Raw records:
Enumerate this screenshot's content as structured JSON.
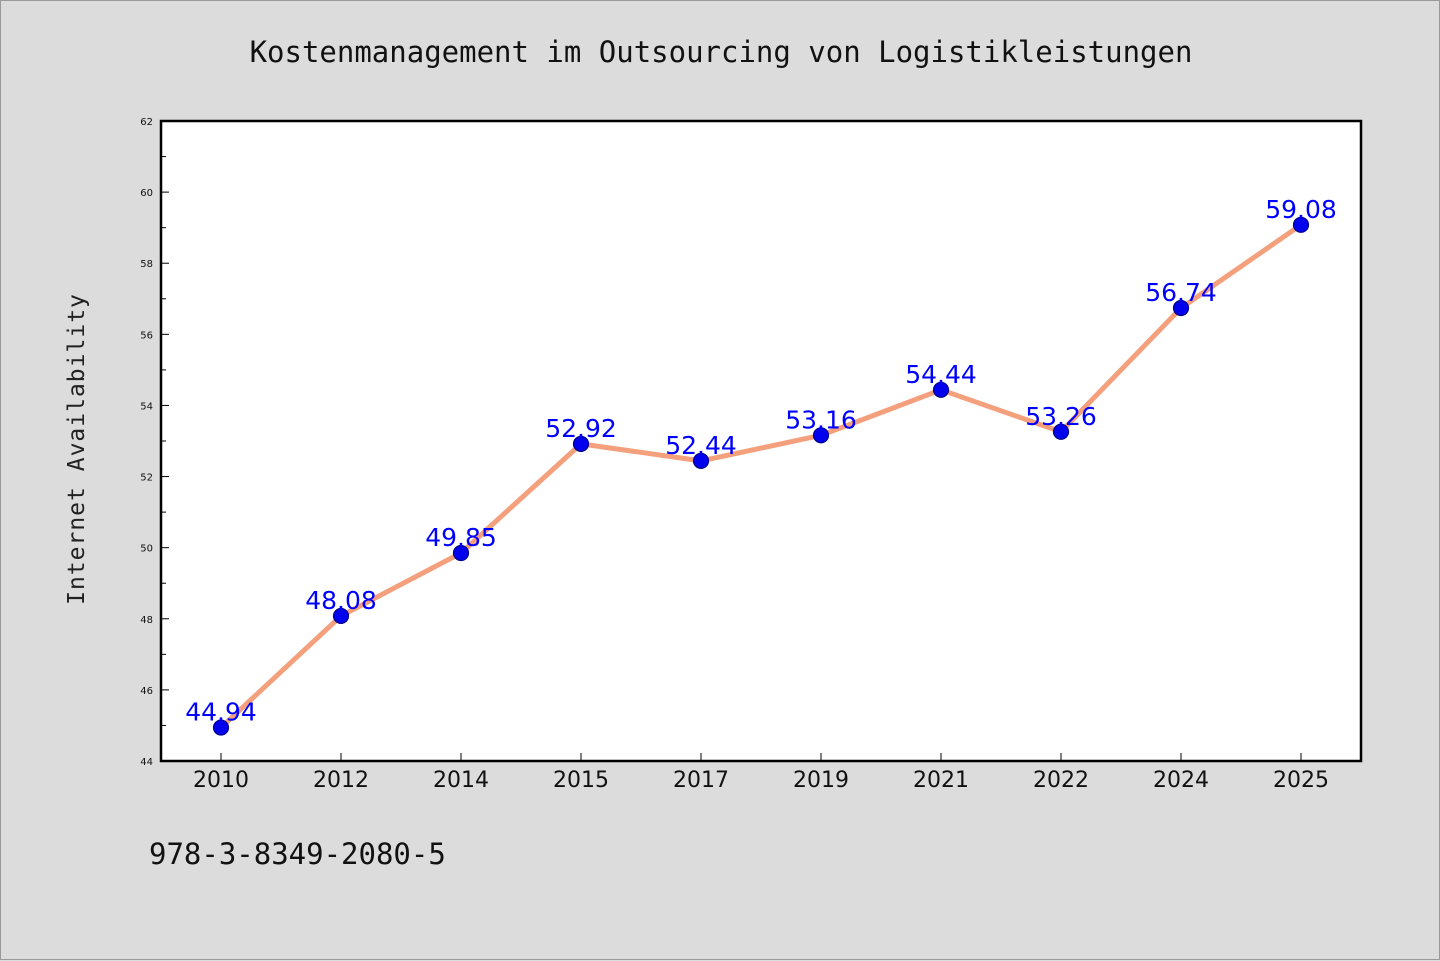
{
  "chart_data": {
    "type": "line",
    "title": "Kostenmanagement im Outsourcing von Logistikleistungen",
    "ylabel": "Internet Availability",
    "xlabel": "",
    "footer_text": "978-3-8349-2080-5",
    "categories": [
      "2010",
      "2012",
      "2014",
      "2015",
      "2017",
      "2019",
      "2021",
      "2022",
      "2024",
      "2025"
    ],
    "series": [
      {
        "values": [
          44.94,
          48.08,
          49.85,
          52.92,
          52.44,
          53.16,
          54.44,
          53.26,
          56.74,
          59.08
        ],
        "labels": [
          "44.94",
          "48.08",
          "49.85",
          "52.92",
          "52.44",
          "53.16",
          "54.44",
          "53.26",
          "56.74",
          "59.08"
        ]
      }
    ],
    "ylim": [
      44,
      62
    ],
    "y_ticks": [
      44,
      46,
      48,
      50,
      52,
      54,
      56,
      58,
      60,
      62
    ],
    "y_tick_labels": [
      "44",
      "46",
      "48",
      "50",
      "52",
      "54",
      "56",
      "58",
      "60",
      "62"
    ],
    "grid": false,
    "legend": "none",
    "colors": {
      "line": "#f4a07c",
      "marker": "#0000ee",
      "marker_edge": "#00008b",
      "data_label": "#0000ff",
      "plot_background": "#ffffff",
      "page_background": "#dcdcdc"
    }
  }
}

Directions:
Your copy of the data should match it exactly, except that pictures are left out.

Answer to this problem:
Enumerate this screenshot's content as structured JSON.
{
  "chart_data": {
    "type": "line",
    "title": "Kostenmanagement im Outsourcing von Logistikleistungen",
    "ylabel": "Internet Availability",
    "xlabel": "",
    "footer_text": "978-3-8349-2080-5",
    "categories": [
      "2010",
      "2012",
      "2014",
      "2015",
      "2017",
      "2019",
      "2021",
      "2022",
      "2024",
      "2025"
    ],
    "series": [
      {
        "values": [
          44.94,
          48.08,
          49.85,
          52.92,
          52.44,
          53.16,
          54.44,
          53.26,
          56.74,
          59.08
        ],
        "labels": [
          "44.94",
          "48.08",
          "49.85",
          "52.92",
          "52.44",
          "53.16",
          "54.44",
          "53.26",
          "56.74",
          "59.08"
        ]
      }
    ],
    "ylim": [
      44,
      62
    ],
    "y_ticks": [
      44,
      46,
      48,
      50,
      52,
      54,
      56,
      58,
      60,
      62
    ],
    "y_tick_labels": [
      "44",
      "46",
      "48",
      "50",
      "52",
      "54",
      "56",
      "58",
      "60",
      "62"
    ],
    "grid": false,
    "legend": "none",
    "colors": {
      "line": "#f4a07c",
      "marker": "#0000ee",
      "marker_edge": "#00008b",
      "data_label": "#0000ff",
      "plot_background": "#ffffff",
      "page_background": "#dcdcdc"
    }
  }
}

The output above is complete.